§ **Problem to solve**
Below are some entries. Output each one exactly as it appears.
=== Supplied records ===
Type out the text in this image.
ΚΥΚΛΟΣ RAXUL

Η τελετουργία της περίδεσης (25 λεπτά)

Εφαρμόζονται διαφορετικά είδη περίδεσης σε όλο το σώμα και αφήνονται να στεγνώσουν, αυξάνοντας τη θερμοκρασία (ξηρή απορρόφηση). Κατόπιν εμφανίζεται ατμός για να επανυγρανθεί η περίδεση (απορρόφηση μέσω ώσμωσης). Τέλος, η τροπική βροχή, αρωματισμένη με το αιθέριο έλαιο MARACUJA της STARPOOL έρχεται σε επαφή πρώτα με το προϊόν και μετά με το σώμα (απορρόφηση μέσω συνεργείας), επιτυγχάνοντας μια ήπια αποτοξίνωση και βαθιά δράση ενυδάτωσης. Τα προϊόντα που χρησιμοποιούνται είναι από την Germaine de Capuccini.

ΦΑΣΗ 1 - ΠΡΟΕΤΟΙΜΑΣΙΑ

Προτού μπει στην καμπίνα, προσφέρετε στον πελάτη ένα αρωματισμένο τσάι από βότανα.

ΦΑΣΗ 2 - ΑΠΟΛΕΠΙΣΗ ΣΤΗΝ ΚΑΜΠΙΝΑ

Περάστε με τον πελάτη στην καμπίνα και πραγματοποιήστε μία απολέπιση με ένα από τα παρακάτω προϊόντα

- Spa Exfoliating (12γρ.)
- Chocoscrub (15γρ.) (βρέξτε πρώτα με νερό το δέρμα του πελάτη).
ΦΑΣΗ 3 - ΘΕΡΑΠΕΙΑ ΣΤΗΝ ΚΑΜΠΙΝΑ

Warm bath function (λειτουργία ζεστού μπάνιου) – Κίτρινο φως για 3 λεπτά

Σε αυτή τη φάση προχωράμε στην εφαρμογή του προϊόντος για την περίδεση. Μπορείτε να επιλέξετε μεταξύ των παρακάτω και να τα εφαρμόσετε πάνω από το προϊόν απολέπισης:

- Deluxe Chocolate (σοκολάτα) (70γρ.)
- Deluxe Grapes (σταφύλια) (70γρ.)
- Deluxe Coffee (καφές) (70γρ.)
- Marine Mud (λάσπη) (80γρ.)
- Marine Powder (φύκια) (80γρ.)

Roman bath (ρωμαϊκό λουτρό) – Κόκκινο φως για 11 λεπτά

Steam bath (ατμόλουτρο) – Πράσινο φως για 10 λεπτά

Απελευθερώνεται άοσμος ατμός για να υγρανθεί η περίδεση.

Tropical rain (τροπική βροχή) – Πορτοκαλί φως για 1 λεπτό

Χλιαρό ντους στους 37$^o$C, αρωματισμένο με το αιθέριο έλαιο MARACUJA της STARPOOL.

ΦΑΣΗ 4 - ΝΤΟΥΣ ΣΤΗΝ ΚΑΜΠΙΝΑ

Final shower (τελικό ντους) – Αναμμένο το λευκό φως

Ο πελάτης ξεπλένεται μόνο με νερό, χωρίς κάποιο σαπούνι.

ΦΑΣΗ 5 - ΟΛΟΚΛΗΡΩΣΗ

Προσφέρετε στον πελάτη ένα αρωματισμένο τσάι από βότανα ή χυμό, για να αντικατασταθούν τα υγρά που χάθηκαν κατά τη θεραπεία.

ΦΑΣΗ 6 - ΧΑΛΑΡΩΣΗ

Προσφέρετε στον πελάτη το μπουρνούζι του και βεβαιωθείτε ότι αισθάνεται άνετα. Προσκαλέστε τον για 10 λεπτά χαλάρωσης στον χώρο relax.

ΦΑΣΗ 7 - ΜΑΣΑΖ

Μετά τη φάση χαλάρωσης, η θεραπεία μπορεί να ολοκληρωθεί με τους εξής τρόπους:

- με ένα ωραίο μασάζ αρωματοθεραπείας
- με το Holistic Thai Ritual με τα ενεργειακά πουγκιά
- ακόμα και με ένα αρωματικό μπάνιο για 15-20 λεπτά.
===
§ **Output of the task**
Type out the text in this image.
ΚΥΚΛΟΣ RAXUL

Η τελετουργία της περίδεσης (25 λεπτά)

Εφαρμόζονται διαφορετικά είδη περίδεσης σε όλο το σώμα και αφήνονται να στεγνώσουν, αυξάνοντας τη θερμοκρασία (ξηρή απορρόφηση). Κατόπιν εμφανίζεται ατμός για να επανυγρανθεί η περίδεση (απορρόφηση μέσω ώσμωσης). Τέλος, η τροπική βροχή, αρωματισμένη με το αιθέριο έλαιο MARACUJA της STARPOOL έρχεται σε επαφή πρώτα με το προϊόν και μετά με το σώμα (απορρόφηση μέσω συνεργείας), επιτυγχάνοντας μια ήπια αποτοξίνωση και βαθιά δράση ενυδάτωσης. Τα προϊόντα που χρησιμοποιούνται είναι από την Germaine de Capuccini.

ΦΑΣΗ 1 - ΠΡΟΕΤΟΙΜΑΣΙΑ

Προτού μπει στην καμπίνα, προσφέρετε στον πελάτη ένα αρωματισμένο τσάι από βότανα.

ΦΑΣΗ 2 - ΑΠΟΛΕΠΙΣΗ ΣΤΗΝ ΚΑΜΠΙΝΑ

Περάστε με τον πελάτη στην καμπίνα και πραγματοποιήστε μία απολέπιση με ένα από τα παρακάτω προϊόντα

- Spa Exfoliating (12γρ.)
- Chocoscrub (15γρ.) (βρέξτε πρώτα με νερό το δέρμα του πελάτη).
ΦΑΣΗ 3 - ΘΕΡΑΠΕΙΑ ΣΤΗΝ ΚΑΜΠΙΝΑ

Warm bath function (λειτουργία ζεστού μπάνιου) – Κίτρινο φως για 3 λεπτά

Σε αυτή τη φάση προχωράμε στην εφαρμογή του προϊόντος για την περίδεση. Μπορείτε να επιλέξετε μεταξύ των παρακάτω και να τα εφαρμόσετε πάνω από το προϊόν απολέπισης:

- Deluxe Chocolate (σοκολάτα) (70γρ.)
- Deluxe Grapes (σταφύλια) (70γρ.)
- Deluxe Coffee (καφές) (70γρ.)
- Marine Mud (λάσπη) (80γρ.)
- Marine Powder (φύκια) (80γρ.)

Roman bath (ρωμαϊκό λουτρό) – Κόκκινο φως για 11 λεπτά

Steam bath (ατμόλουτρο) – Πράσινο φως για 10 λεπτά

Απελευθερώνεται άοσμος ατμός για να υγρανθεί η περίδεση.

Tropical rain (τροπική βροχή) – Πορτοκαλί φως για 1 λεπτό

Χλιαρό ντους στους 37$^o$C, αρωματισμένο με το αιθέριο έλαιο MARACUJA της STARPOOL.

ΦΑΣΗ 4 - ΝΤΟΥΣ ΣΤΗΝ ΚΑΜΠΙΝΑ

Final shower (τελικό ντους) – Αναμμένο το λευκό φως

Ο πελάτης ξεπλένεται μόνο με νερό, χωρίς κάποιο σαπούνι.

ΦΑΣΗ 5 - ΟΛΟΚΛΗΡΩΣΗ

Προσφέρετε στον πελάτη ένα αρωματισμένο τσάι από βότανα ή χυμό, για να αντικατασταθούν τα υγρά που χάθηκαν κατά τη θεραπεία.

ΦΑΣΗ 6 - ΧΑΛΑΡΩΣΗ

Προσφέρετε στον πελάτη το μπουρνούζι του και βεβαιωθείτε ότι αισθάνεται άνετα. Προσκαλέστε τον για 10 λεπτά χαλάρωσης στον χώρο relax.

ΦΑΣΗ 7 - ΜΑΣΑΖ

Μετά τη φάση χαλάρωσης, η θεραπεία μπορεί να ολοκληρωθεί με τους εξής τρόπους:

- με ένα ωραίο μασάζ αρωματοθεραπείας
- με το Holistic Thai Ritual με τα ενεργειακά πουγκιά
- ακόμα και με ένα αρωματικό μπάνιο για 15-20 λεπτά.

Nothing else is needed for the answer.